• **Texte choisi**:
Le capitalisme ne se « moralise » pas, il faut le dépasser.
La crise s’aggrave, le chômage explose sur fond de récession. Le gouvernement ne nie plus la gravité de la situation. Le ton change, mais le discours reste le même : « la crise financière, ce n’est pas la crise du capitalisme » martèle le chef de l’Etat, mais celle de quelques « voyous de la finance ». Le besoin de « morale » est brandit comme une épée de bois face à l’ouragan. Car la crise ne naît pas de l’activité de traders fous, ni de l’appétit de patrons voyous. Elle est le fruit du système même, de sa logique qui vise à créer un profit maximum, quitte à détruire l’environnement, quitte à détruire l’activité utile, du plus petit village marnais à l’ensemble de la planète. Ce sont ceux qui ont tout privatisé, tout déréglementé, qui viennent de provoquer la crise mondiale.
Les dirigeants du monde capitaliste, avec M. Bush et Sarkozy aux avant-postes, appellent à sauver le système en injectant des sommes folles. Les salariés-contribuables subissent la crise, ils devront en plus éponger les dettes !
Mais la question est la suivante : devant l’ampleur de la crise, faut-il accepter le plan de rigueur – pour les salariés bien sûr – et tenter de relancer le système sans le mettre fondamentalement en cause, en espérant qu’il n’y ait pas de nouveaux cataclysmes ? Ou faut-il dire stop à la spéculation sans limite, aux paradis fiscaux, aux privatisations, mettre en cause le système et se lancer dans la construction d’un autre mode de croissance et de développement ?

• **Entrées répertoriées**:
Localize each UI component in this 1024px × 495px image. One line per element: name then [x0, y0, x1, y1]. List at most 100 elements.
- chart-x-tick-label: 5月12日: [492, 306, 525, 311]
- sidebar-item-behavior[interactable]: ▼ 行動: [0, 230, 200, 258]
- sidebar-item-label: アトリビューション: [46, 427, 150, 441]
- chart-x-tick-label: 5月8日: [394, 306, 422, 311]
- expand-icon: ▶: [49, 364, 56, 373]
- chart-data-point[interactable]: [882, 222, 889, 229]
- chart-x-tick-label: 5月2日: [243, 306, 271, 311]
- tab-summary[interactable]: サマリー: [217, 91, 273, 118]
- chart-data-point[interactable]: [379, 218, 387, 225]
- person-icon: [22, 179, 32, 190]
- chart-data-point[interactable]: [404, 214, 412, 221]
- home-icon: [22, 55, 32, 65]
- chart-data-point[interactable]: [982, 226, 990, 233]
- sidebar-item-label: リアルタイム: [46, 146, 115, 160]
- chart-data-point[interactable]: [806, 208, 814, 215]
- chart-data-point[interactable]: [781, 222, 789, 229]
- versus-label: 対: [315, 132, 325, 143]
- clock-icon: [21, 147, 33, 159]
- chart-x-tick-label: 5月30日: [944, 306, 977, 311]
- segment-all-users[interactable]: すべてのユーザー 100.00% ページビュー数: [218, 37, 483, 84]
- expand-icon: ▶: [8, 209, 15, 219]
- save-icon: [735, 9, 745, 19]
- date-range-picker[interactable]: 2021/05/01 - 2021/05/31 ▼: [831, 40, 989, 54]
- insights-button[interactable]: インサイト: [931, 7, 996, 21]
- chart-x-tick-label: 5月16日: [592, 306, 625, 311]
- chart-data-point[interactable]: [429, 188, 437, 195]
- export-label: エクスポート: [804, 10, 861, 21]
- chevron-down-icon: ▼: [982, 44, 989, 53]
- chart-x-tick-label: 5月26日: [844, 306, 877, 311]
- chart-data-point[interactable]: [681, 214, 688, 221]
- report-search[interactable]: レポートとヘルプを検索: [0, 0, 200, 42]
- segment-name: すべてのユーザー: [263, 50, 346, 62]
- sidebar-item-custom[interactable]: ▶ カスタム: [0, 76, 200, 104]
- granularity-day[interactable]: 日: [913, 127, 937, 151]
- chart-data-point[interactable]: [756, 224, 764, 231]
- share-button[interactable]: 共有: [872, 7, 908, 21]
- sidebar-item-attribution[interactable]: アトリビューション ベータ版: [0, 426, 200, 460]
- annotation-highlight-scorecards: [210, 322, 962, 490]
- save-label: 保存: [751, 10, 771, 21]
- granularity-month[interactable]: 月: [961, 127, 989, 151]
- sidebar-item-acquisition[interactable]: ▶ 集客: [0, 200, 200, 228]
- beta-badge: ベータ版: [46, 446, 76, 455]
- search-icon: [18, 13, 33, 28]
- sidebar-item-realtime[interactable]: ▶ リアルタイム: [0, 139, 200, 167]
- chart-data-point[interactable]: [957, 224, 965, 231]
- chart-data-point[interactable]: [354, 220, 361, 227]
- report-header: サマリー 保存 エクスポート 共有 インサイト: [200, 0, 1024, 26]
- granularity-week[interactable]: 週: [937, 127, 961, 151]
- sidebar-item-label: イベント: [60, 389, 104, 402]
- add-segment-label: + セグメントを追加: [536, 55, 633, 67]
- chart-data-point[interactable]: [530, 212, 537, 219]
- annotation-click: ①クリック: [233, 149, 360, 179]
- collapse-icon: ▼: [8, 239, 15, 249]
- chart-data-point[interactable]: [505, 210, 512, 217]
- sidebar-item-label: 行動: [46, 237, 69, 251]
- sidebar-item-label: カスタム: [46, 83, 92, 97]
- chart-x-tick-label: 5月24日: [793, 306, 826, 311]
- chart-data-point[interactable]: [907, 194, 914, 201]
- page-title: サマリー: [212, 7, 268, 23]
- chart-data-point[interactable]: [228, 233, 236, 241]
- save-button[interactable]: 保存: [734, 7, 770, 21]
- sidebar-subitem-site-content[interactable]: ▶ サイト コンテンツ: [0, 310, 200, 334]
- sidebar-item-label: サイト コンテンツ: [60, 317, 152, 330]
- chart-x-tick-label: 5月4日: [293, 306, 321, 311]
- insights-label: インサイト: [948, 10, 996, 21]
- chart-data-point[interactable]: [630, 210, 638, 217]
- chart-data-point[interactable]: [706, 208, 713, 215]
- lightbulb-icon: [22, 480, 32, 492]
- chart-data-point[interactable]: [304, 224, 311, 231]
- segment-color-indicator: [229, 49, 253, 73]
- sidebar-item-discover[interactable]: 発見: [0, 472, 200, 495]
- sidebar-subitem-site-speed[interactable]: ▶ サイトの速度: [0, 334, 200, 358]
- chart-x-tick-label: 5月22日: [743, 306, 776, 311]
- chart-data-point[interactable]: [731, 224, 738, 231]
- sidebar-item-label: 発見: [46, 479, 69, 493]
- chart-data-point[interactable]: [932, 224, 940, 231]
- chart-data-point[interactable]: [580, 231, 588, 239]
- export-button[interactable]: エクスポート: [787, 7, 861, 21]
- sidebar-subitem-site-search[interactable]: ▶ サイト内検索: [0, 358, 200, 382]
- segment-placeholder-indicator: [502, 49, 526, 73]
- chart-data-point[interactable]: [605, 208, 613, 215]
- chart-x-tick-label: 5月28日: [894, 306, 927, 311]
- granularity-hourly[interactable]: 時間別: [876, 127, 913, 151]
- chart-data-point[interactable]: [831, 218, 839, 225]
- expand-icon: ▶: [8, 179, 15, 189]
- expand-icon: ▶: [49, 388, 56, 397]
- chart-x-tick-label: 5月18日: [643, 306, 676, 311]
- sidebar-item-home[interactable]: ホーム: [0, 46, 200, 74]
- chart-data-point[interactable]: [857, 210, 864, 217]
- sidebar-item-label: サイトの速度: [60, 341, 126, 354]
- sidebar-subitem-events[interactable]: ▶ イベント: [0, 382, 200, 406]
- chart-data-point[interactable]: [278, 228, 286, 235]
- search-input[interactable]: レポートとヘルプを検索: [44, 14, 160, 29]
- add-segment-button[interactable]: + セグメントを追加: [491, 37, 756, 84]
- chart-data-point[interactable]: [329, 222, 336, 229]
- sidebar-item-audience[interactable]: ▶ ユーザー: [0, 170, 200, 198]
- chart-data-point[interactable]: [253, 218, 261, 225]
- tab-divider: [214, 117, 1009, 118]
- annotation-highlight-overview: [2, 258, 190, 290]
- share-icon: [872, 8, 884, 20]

• **Exercices à réaliser**:
1/ Recopiez le passage du texte sur la crise du capitalisme qui commence à « La crise s’aggrave, le » et se termine à « la crise mondiale. ».
2/ Répondez aux questions suivantes d'après le texte sur la crise du capitalisme.
(a) Selon le chef de l'État, la crise financière n'est pas la crise de quoi ?
(b) Quels dirigeants du monde capitaliste le texte place-t-il aux avant-postes ?
(c) Qu'est-ce que les salariés-contribuables devront faire en plus de subir la crise ?
3/ Prolongez le texte sur la crise du capitalisme à partir de sa dernière phrase.

• **Réponses par numéro**:
1/
La crise s’aggrave, le chômage explose sur fond de récession. Le gouvernement ne nie plus la gravité de la situation. Le ton change, mais le discours reste le même : « la crise financière, ce n’est pas la crise du capitalisme » martèle le chef de l’Etat, mais celle de quelques « voyous de la finance ». Le besoin de « morale » est brandit comme une épée de bois face à l’ouragan. Car la crise ne naît pas de l’activité de traders fous, ni de l’appétit de patrons voyous. Elle est le fruit du système même, de sa logique qui vise à créer un profit maximum, quitte à détruire l’environnement, quitte à détruire l’activité utile, du plus petit village marnais à l’ensemble de la planète. Ce sont ceux qui ont tout privatisé, tout déréglementé, qui viennent de provoquer la crise mondiale.

2/
(a) Elle n'est pas la crise du capitalisme.
(b) M. Bush et Sarkozy.
(c) Ils devront éponger les dettes.

3/
En France, le gouvernement ne tire aucune leçon. Il ne change rien dans une politique qui enferme le pays dans une situation inquiétante. Dans l’urgence, il faut prendre des mesures pour contrer la récession économique, la régression sociale et son cortège de reculs et de montée des idées rétrogrades.
Les initiatives du PCF dans la Marne, la marche du 27 septembre pour les salaires, notre engagement et celui des élu-e-s contre la privatisation de la Poste, où encore la manifestation syndicale mondiale pour le droit au travail décent, le 7 octobre, sont autant de moments utiles à l’action. Cela se conjugue à la réflexion pour construire une alternative. Il faut débattre en grand des moyens et du rassemblement pour parvenir au dépassement du capitalisme. Les communistes marnais, engagés pleinement dans les mobilisations, vont continuer à échanger avec nos concitoyens, pour ensemble changer la donner.